■ Données de l'exercice ■
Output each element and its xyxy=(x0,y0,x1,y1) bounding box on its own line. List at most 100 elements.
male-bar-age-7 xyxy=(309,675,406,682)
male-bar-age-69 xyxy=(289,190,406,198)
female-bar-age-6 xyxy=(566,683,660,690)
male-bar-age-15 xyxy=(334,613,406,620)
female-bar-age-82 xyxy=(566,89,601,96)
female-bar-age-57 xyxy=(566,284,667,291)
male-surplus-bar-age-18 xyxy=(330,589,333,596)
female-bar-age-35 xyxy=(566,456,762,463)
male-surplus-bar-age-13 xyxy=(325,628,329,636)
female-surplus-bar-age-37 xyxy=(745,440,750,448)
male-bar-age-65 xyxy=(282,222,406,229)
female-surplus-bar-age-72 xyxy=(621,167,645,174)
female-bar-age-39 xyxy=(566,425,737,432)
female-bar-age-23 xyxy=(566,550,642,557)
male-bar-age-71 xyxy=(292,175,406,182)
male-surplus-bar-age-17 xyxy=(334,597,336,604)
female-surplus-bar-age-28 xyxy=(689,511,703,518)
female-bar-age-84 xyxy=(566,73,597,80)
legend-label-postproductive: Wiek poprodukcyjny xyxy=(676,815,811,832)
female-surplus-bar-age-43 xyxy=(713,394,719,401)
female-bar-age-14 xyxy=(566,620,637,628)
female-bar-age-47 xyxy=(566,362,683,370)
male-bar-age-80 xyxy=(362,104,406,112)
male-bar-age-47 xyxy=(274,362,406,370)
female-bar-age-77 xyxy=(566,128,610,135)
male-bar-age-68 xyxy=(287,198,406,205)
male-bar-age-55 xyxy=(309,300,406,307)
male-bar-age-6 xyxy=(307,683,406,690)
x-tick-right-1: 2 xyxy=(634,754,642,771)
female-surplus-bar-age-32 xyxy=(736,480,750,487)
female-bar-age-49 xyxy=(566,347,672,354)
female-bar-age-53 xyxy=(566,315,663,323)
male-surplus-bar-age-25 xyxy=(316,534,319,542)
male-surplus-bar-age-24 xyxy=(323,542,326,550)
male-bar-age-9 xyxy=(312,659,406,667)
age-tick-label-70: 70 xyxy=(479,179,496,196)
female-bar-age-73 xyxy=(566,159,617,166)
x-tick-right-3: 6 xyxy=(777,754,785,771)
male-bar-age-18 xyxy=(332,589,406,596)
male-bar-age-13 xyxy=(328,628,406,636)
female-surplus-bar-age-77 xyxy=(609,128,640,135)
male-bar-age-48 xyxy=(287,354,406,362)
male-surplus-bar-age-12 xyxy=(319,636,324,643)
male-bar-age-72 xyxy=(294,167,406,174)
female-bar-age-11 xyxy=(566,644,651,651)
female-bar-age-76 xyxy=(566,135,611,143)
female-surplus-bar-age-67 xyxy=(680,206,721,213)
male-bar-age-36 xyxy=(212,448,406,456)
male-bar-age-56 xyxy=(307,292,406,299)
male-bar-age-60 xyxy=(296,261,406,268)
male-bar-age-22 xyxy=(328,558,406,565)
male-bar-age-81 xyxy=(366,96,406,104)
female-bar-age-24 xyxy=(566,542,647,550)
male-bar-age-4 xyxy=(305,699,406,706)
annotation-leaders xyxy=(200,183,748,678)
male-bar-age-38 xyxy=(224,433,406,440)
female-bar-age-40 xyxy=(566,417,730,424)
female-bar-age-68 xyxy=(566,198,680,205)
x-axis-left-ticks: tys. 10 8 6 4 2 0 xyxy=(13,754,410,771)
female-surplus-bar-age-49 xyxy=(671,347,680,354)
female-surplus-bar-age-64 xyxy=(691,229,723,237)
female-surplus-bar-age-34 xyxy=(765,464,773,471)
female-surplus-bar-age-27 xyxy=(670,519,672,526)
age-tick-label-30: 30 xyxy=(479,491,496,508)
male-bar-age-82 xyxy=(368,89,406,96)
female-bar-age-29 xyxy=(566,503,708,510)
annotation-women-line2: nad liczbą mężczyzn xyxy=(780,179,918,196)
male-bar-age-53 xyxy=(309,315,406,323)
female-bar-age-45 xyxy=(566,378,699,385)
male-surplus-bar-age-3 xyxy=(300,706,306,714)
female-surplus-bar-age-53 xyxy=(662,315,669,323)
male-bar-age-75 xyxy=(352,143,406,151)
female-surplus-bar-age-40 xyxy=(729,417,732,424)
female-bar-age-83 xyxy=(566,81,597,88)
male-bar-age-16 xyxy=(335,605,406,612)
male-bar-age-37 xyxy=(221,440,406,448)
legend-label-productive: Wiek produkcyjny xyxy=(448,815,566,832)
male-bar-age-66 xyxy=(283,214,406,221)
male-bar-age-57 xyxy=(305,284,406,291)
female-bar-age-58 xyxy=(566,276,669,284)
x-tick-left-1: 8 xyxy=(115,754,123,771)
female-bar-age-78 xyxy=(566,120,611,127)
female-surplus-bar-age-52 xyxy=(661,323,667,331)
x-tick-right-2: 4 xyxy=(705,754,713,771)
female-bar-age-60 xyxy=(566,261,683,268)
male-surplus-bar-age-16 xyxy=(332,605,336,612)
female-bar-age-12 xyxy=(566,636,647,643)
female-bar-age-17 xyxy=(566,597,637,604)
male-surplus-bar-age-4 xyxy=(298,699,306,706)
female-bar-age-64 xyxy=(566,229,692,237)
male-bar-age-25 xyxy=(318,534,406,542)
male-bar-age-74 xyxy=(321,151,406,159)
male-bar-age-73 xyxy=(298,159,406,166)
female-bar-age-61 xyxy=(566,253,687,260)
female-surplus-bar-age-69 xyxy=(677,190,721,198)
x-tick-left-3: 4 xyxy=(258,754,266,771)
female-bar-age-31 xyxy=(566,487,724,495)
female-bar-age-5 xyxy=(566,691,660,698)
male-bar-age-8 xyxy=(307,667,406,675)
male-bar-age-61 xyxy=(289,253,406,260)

■ Consigne ■
Reproduisez sans la moindre modification chacune des lignes de l'ensemble des enregistrements.

■ Corrigé ■
Output each element and its xyxy=(x0,y0,x1,y1) bounding box on its own line. List at most 100 elements.
male-bar-age-7 xyxy=(309,675,406,682)
male-bar-age-69 xyxy=(289,190,406,198)
female-bar-age-6 xyxy=(566,683,660,690)
male-bar-age-15 xyxy=(334,613,406,620)
female-bar-age-82 xyxy=(566,89,601,96)
female-bar-age-57 xyxy=(566,284,667,291)
male-surplus-bar-age-18 xyxy=(330,589,333,596)
female-bar-age-35 xyxy=(566,456,762,463)
male-surplus-bar-age-13 xyxy=(325,628,329,636)
female-surplus-bar-age-37 xyxy=(745,440,750,448)
male-bar-age-65 xyxy=(282,222,406,229)
female-surplus-bar-age-72 xyxy=(621,167,645,174)
female-bar-age-39 xyxy=(566,425,737,432)
female-bar-age-23 xyxy=(566,550,642,557)
male-bar-age-71 xyxy=(292,175,406,182)
male-surplus-bar-age-17 xyxy=(334,597,336,604)
female-surplus-bar-age-28 xyxy=(689,511,703,518)
female-bar-age-84 xyxy=(566,73,597,80)
legend-label-postproductive: Wiek poprodukcyjny xyxy=(676,815,811,832)
female-surplus-bar-age-43 xyxy=(713,394,719,401)
female-bar-age-14 xyxy=(566,620,637,628)
female-bar-age-47 xyxy=(566,362,683,370)
male-bar-age-80 xyxy=(362,104,406,112)
male-bar-age-47 xyxy=(274,362,406,370)
female-bar-age-77 xyxy=(566,128,610,135)
male-bar-age-68 xyxy=(287,198,406,205)
male-bar-age-55 xyxy=(309,300,406,307)
male-bar-age-6 xyxy=(307,683,406,690)
x-tick-right-1: 2 xyxy=(634,754,642,771)
female-surplus-bar-age-32 xyxy=(736,480,750,487)
female-bar-age-49 xyxy=(566,347,672,354)
female-bar-age-53 xyxy=(566,315,663,323)
male-surplus-bar-age-25 xyxy=(316,534,319,542)
male-surplus-bar-age-24 xyxy=(323,542,326,550)
male-bar-age-9 xyxy=(312,659,406,667)
age-tick-label-70: 70 xyxy=(479,179,496,196)
female-bar-age-73 xyxy=(566,159,617,166)
x-tick-right-3: 6 xyxy=(777,754,785,771)
male-bar-age-18 xyxy=(332,589,406,596)
male-bar-age-13 xyxy=(328,628,406,636)
female-surplus-bar-age-77 xyxy=(609,128,640,135)
male-bar-age-48 xyxy=(287,354,406,362)
male-surplus-bar-age-12 xyxy=(319,636,324,643)
male-bar-age-72 xyxy=(294,167,406,174)
female-bar-age-11 xyxy=(566,644,651,651)
female-bar-age-76 xyxy=(566,135,611,143)
female-surplus-bar-age-67 xyxy=(680,206,721,213)
male-bar-age-36 xyxy=(212,448,406,456)
male-bar-age-56 xyxy=(307,292,406,299)
male-bar-age-60 xyxy=(296,261,406,268)
male-bar-age-22 xyxy=(328,558,406,565)
male-bar-age-81 xyxy=(366,96,406,104)
female-bar-age-24 xyxy=(566,542,647,550)
male-bar-age-4 xyxy=(305,699,406,706)
annotation-leaders xyxy=(200,183,748,678)
male-bar-age-38 xyxy=(224,433,406,440)
female-bar-age-40 xyxy=(566,417,730,424)
female-bar-age-68 xyxy=(566,198,680,205)
x-axis-left-ticks: tys. 10 8 6 4 2 0 xyxy=(13,754,410,771)
female-surplus-bar-age-49 xyxy=(671,347,680,354)
female-surplus-bar-age-64 xyxy=(691,229,723,237)
female-surplus-bar-age-34 xyxy=(765,464,773,471)
female-surplus-bar-age-27 xyxy=(670,519,672,526)
age-tick-label-30: 30 xyxy=(479,491,496,508)
male-bar-age-82 xyxy=(368,89,406,96)
female-bar-age-29 xyxy=(566,503,708,510)
annotation-women-line2: nad liczbą mężczyzn xyxy=(780,179,918,196)
male-bar-age-53 xyxy=(309,315,406,323)
female-bar-age-45 xyxy=(566,378,699,385)
male-surplus-bar-age-3 xyxy=(300,706,306,714)
female-surplus-bar-age-53 xyxy=(662,315,669,323)
male-bar-age-75 xyxy=(352,143,406,151)
female-surplus-bar-age-40 xyxy=(729,417,732,424)
female-bar-age-83 xyxy=(566,81,597,88)
male-bar-age-16 xyxy=(335,605,406,612)
male-bar-age-37 xyxy=(221,440,406,448)
legend-label-productive: Wiek produkcyjny xyxy=(448,815,566,832)
male-bar-age-66 xyxy=(283,214,406,221)
male-bar-age-57 xyxy=(305,284,406,291)
female-bar-age-58 xyxy=(566,276,669,284)
x-tick-left-1: 8 xyxy=(115,754,123,771)
female-bar-age-78 xyxy=(566,120,611,127)
female-surplus-bar-age-52 xyxy=(661,323,667,331)
x-tick-right-2: 4 xyxy=(705,754,713,771)
female-bar-age-60 xyxy=(566,261,683,268)
male-surplus-bar-age-16 xyxy=(332,605,336,612)
female-bar-age-12 xyxy=(566,636,647,643)
female-bar-age-17 xyxy=(566,597,637,604)
male-surplus-bar-age-4 xyxy=(298,699,306,706)
female-bar-age-64 xyxy=(566,229,692,237)
male-bar-age-25 xyxy=(318,534,406,542)
male-bar-age-74 xyxy=(321,151,406,159)
male-bar-age-73 xyxy=(298,159,406,166)
female-bar-age-61 xyxy=(566,253,687,260)
female-surplus-bar-age-69 xyxy=(677,190,721,198)
x-tick-left-3: 4 xyxy=(258,754,266,771)
female-bar-age-31 xyxy=(566,487,724,495)
female-bar-age-5 xyxy=(566,691,660,698)
male-bar-age-8 xyxy=(307,667,406,675)
male-bar-age-61 xyxy=(289,253,406,260)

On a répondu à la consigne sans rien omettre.